Saved entries
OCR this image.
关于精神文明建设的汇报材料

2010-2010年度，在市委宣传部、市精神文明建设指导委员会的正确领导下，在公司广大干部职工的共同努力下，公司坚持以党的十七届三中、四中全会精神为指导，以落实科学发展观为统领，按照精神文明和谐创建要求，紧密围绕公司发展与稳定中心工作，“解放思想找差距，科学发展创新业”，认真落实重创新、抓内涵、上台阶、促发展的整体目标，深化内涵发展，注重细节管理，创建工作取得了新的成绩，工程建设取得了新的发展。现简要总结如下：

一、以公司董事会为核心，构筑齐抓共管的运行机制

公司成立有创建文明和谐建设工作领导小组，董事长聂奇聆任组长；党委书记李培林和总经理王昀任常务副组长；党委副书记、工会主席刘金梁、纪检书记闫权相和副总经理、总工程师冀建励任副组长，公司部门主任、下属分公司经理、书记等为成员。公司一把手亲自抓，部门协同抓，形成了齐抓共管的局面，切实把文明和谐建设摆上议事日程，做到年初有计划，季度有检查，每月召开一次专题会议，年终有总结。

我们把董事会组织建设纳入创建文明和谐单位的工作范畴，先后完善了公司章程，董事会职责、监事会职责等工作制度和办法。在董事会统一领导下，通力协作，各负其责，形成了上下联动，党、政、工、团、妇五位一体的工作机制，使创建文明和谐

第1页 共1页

▶ AIM
In full and verbatim, repeat the records given above.

▶ COMPLETE OUTPUT
OCR this image.
关于精神文明建设的汇报材料

2010-2010年度，在市委宣传部、市精神文明建设指导委员会的正确领导下，在公司广大干部职工的共同努力下，公司坚持以党的十七届三中、四中全会精神为指导，以落实科学发展观为统领，按照精神文明和谐创建要求，紧密围绕公司发展与稳定中心工作，“解放思想找差距，科学发展创新业”，认真落实重创新、抓内涵、上台阶、促发展的整体目标，深化内涵发展，注重细节管理，创建工作取得了新的成绩，工程建设取得了新的发展。现简要总结如下：

一、以公司董事会为核心，构筑齐抓共管的运行机制

公司成立有创建文明和谐建设工作领导小组，董事长聂奇聆任组长；党委书记李培林和总经理王昀任常务副组长；党委副书记、工会主席刘金梁、纪检书记闫权相和副总经理、总工程师冀建励任副组长，公司部门主任、下属分公司经理、书记等为成员。公司一把手亲自抓，部门协同抓，形成了齐抓共管的局面，切实把文明和谐建设摆上议事日程，做到年初有计划，季度有检查，每月召开一次专题会议，年终有总结。

我们把董事会组织建设纳入创建文明和谐单位的工作范畴，先后完善了公司章程，董事会职责、监事会职责等工作制度和办法。在董事会统一领导下，通力协作，各负其责，形成了上下联动，党、政、工、团、妇五位一体的工作机制，使创建文明和谐

第1页 共1页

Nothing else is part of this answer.